Saved data entries:

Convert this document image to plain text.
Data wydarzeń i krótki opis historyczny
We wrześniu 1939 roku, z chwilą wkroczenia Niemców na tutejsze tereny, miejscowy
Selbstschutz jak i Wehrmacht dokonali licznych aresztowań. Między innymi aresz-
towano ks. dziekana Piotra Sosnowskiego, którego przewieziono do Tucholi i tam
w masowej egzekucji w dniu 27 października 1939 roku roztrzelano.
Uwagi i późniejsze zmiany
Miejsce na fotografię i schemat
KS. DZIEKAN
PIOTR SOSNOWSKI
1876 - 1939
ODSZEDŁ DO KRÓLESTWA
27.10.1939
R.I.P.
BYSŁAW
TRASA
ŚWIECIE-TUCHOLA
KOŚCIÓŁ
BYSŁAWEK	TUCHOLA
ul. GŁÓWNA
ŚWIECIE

_Aim_: Restate each record word for word.

_Correct output_:
Convert this document image to plain text.
Data wydarzeń i krótki opis historyczny
We wrześniu 1939 roku, z chwilą wkroczenia Niemców na tutejsze tereny, miejscowy
Selbstschutz jak i Wehrmacht dokonali licznych aresztowań. Między innymi aresz-
towano ks. dziekana Piotra Sosnowskiego, którego przewieziono do Tucholi i tam
w masowej egzekucji w dniu 27 października 1939 roku roztrzelano.
Uwagi i późniejsze zmiany
Miejsce na fotografię i schemat
KS. DZIEKAN
PIOTR SOSNOWSKI
1876 - 1939
ODSZEDŁ DO KRÓLESTWA
27.10.1939
R.I.P.
BYSŁAW
TRASA
ŚWIECIE-TUCHOLA
KOŚCIÓŁ
BYSŁAWEK	TUCHOLA
ul. GŁÓWNA
ŚWIECIE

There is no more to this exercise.